Repeat each entry exactly and drop the pictures.

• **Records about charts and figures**
☆ ☆ ☆ ☆ ☆

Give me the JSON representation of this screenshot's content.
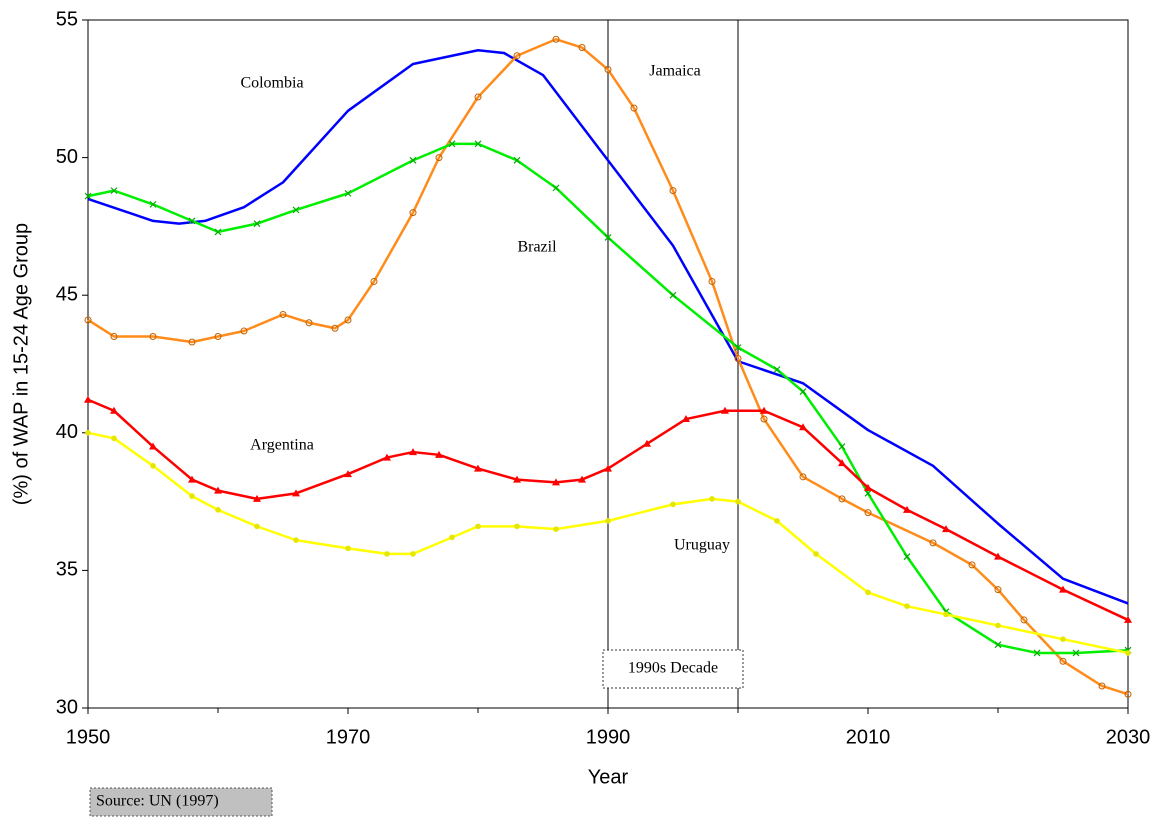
{
  "chart_data": {
    "type": "line",
    "x_label": "Year",
    "y_label": "(%) of WAP in 15-24 Age Group",
    "xlim": [
      1950,
      2030
    ],
    "ylim": [
      30,
      55
    ],
    "xticks": [
      1950,
      1970,
      1990,
      2010,
      2030
    ],
    "xminorticks": [
      1960,
      1980,
      2000,
      2020
    ],
    "yticks": [
      30,
      35,
      40,
      45,
      50,
      55
    ],
    "vlines": [
      1990,
      2000
    ],
    "vlines_label": "1990s Decade",
    "source": "Source: UN (1997)",
    "series": [
      {
        "name": "Colombia",
        "color": "#0000ff",
        "marker": "none",
        "x": [
          1950,
          1955,
          1957,
          1959,
          1962,
          1965,
          1970,
          1975,
          1980,
          1982,
          1985,
          1990,
          1995,
          2000,
          2005,
          2010,
          2015,
          2020,
          2025,
          2030
        ],
        "values": [
          48.5,
          47.7,
          47.6,
          47.7,
          48.2,
          49.1,
          51.7,
          53.4,
          53.9,
          53.8,
          53.0,
          49.9,
          46.8,
          42.6,
          41.8,
          40.1,
          38.8,
          36.7,
          34.7,
          33.8
        ]
      },
      {
        "name": "Jamaica",
        "color": "#ff8c1a",
        "marker": "circle",
        "x": [
          1950,
          1952,
          1955,
          1958,
          1960,
          1962,
          1965,
          1967,
          1969,
          1970,
          1972,
          1975,
          1977,
          1980,
          1983,
          1986,
          1988,
          1990,
          1992,
          1995,
          1998,
          2000,
          2002,
          2005,
          2008,
          2010,
          2015,
          2018,
          2020,
          2022,
          2025,
          2028,
          2030
        ],
        "values": [
          44.1,
          43.5,
          43.5,
          43.3,
          43.5,
          43.7,
          44.3,
          44.0,
          43.8,
          44.1,
          45.5,
          48.0,
          50.0,
          52.2,
          53.7,
          54.3,
          54.0,
          53.2,
          51.8,
          48.8,
          45.5,
          42.7,
          40.5,
          38.4,
          37.6,
          37.1,
          36.0,
          35.2,
          34.3,
          33.2,
          31.7,
          30.8,
          30.5
        ]
      },
      {
        "name": "Brazil",
        "color": "#00ee00",
        "marker": "cross",
        "x": [
          1950,
          1952,
          1955,
          1958,
          1960,
          1963,
          1966,
          1970,
          1975,
          1978,
          1980,
          1983,
          1986,
          1990,
          1995,
          2000,
          2003,
          2005,
          2008,
          2010,
          2013,
          2016,
          2020,
          2023,
          2026,
          2030
        ],
        "values": [
          48.6,
          48.8,
          48.3,
          47.7,
          47.3,
          47.6,
          48.1,
          48.7,
          49.9,
          50.5,
          50.5,
          49.9,
          48.9,
          47.1,
          45.0,
          43.1,
          42.3,
          41.5,
          39.5,
          37.8,
          35.5,
          33.5,
          32.3,
          32.0,
          32.0,
          32.1
        ]
      },
      {
        "name": "Argentina",
        "color": "#ff0000",
        "marker": "triangle",
        "x": [
          1950,
          1952,
          1955,
          1958,
          1960,
          1963,
          1966,
          1970,
          1973,
          1975,
          1977,
          1980,
          1983,
          1986,
          1988,
          1990,
          1993,
          1996,
          1999,
          2002,
          2005,
          2008,
          2010,
          2013,
          2016,
          2020,
          2025,
          2030
        ],
        "values": [
          41.2,
          40.8,
          39.5,
          38.3,
          37.9,
          37.6,
          37.8,
          38.5,
          39.1,
          39.3,
          39.2,
          38.7,
          38.3,
          38.2,
          38.3,
          38.7,
          39.6,
          40.5,
          40.8,
          40.8,
          40.2,
          38.9,
          38.0,
          37.2,
          36.5,
          35.5,
          34.3,
          33.2
        ]
      },
      {
        "name": "Uruguay",
        "color": "#ffff00",
        "marker": "dot",
        "x": [
          1950,
          1952,
          1955,
          1958,
          1960,
          1963,
          1966,
          1970,
          1973,
          1975,
          1978,
          1980,
          1983,
          1986,
          1990,
          1995,
          1998,
          2000,
          2003,
          2006,
          2010,
          2013,
          2016,
          2020,
          2025,
          2030
        ],
        "values": [
          40.0,
          39.8,
          38.8,
          37.7,
          37.2,
          36.6,
          36.1,
          35.8,
          35.6,
          35.6,
          36.2,
          36.6,
          36.6,
          36.5,
          36.8,
          37.4,
          37.6,
          37.5,
          36.8,
          35.6,
          34.2,
          33.7,
          33.4,
          33.0,
          32.5,
          32.0
        ]
      }
    ]
  }
}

☆ ☆ ☆ ☆ ☆

• **Reply**
Give me the JSON representation of this screenshot's content.
{
  "chart_data": {
    "type": "line",
    "x_label": "Year",
    "y_label": "(%) of WAP in 15-24 Age Group",
    "xlim": [
      1950,
      2030
    ],
    "ylim": [
      30,
      55
    ],
    "xticks": [
      1950,
      1970,
      1990,
      2010,
      2030
    ],
    "xminorticks": [
      1960,
      1980,
      2000,
      2020
    ],
    "yticks": [
      30,
      35,
      40,
      45,
      50,
      55
    ],
    "vlines": [
      1990,
      2000
    ],
    "vlines_label": "1990s Decade",
    "source": "Source: UN (1997)",
    "series": [
      {
        "name": "Colombia",
        "color": "#0000ff",
        "marker": "none",
        "x": [
          1950,
          1955,
          1957,
          1959,
          1962,
          1965,
          1970,
          1975,
          1980,
          1982,
          1985,
          1990,
          1995,
          2000,
          2005,
          2010,
          2015,
          2020,
          2025,
          2030
        ],
        "values": [
          48.5,
          47.7,
          47.6,
          47.7,
          48.2,
          49.1,
          51.7,
          53.4,
          53.9,
          53.8,
          53.0,
          49.9,
          46.8,
          42.6,
          41.8,
          40.1,
          38.8,
          36.7,
          34.7,
          33.8
        ]
      },
      {
        "name": "Jamaica",
        "color": "#ff8c1a",
        "marker": "circle",
        "x": [
          1950,
          1952,
          1955,
          1958,
          1960,
          1962,
          1965,
          1967,
          1969,
          1970,
          1972,
          1975,
          1977,
          1980,
          1983,
          1986,
          1988,
          1990,
          1992,
          1995,
          1998,
          2000,
          2002,
          2005,
          2008,
          2010,
          2015,
          2018,
          2020,
          2022,
          2025,
          2028,
          2030
        ],
        "values": [
          44.1,
          43.5,
          43.5,
          43.3,
          43.5,
          43.7,
          44.3,
          44.0,
          43.8,
          44.1,
          45.5,
          48.0,
          50.0,
          52.2,
          53.7,
          54.3,
          54.0,
          53.2,
          51.8,
          48.8,
          45.5,
          42.7,
          40.5,
          38.4,
          37.6,
          37.1,
          36.0,
          35.2,
          34.3,
          33.2,
          31.7,
          30.8,
          30.5
        ]
      },
      {
        "name": "Brazil",
        "color": "#00ee00",
        "marker": "cross",
        "x": [
          1950,
          1952,
          1955,
          1958,
          1960,
          1963,
          1966,
          1970,
          1975,
          1978,
          1980,
          1983,
          1986,
          1990,
          1995,
          2000,
          2003,
          2005,
          2008,
          2010,
          2013,
          2016,
          2020,
          2023,
          2026,
          2030
        ],
        "values": [
          48.6,
          48.8,
          48.3,
          47.7,
          47.3,
          47.6,
          48.1,
          48.7,
          49.9,
          50.5,
          50.5,
          49.9,
          48.9,
          47.1,
          45.0,
          43.1,
          42.3,
          41.5,
          39.5,
          37.8,
          35.5,
          33.5,
          32.3,
          32.0,
          32.0,
          32.1
        ]
      },
      {
        "name": "Argentina",
        "color": "#ff0000",
        "marker": "triangle",
        "x": [
          1950,
          1952,
          1955,
          1958,
          1960,
          1963,
          1966,
          1970,
          1973,
          1975,
          1977,
          1980,
          1983,
          1986,
          1988,
          1990,
          1993,
          1996,
          1999,
          2002,
          2005,
          2008,
          2010,
          2013,
          2016,
          2020,
          2025,
          2030
        ],
        "values": [
          41.2,
          40.8,
          39.5,
          38.3,
          37.9,
          37.6,
          37.8,
          38.5,
          39.1,
          39.3,
          39.2,
          38.7,
          38.3,
          38.2,
          38.3,
          38.7,
          39.6,
          40.5,
          40.8,
          40.8,
          40.2,
          38.9,
          38.0,
          37.2,
          36.5,
          35.5,
          34.3,
          33.2
        ]
      },
      {
        "name": "Uruguay",
        "color": "#ffff00",
        "marker": "dot",
        "x": [
          1950,
          1952,
          1955,
          1958,
          1960,
          1963,
          1966,
          1970,
          1973,
          1975,
          1978,
          1980,
          1983,
          1986,
          1990,
          1995,
          1998,
          2000,
          2003,
          2006,
          2010,
          2013,
          2016,
          2020,
          2025,
          2030
        ],
        "values": [
          40.0,
          39.8,
          38.8,
          37.7,
          37.2,
          36.6,
          36.1,
          35.8,
          35.6,
          35.6,
          36.2,
          36.6,
          36.6,
          36.5,
          36.8,
          37.4,
          37.6,
          37.5,
          36.8,
          35.6,
          34.2,
          33.7,
          33.4,
          33.0,
          32.5,
          32.0
        ]
      }
    ]
  }
}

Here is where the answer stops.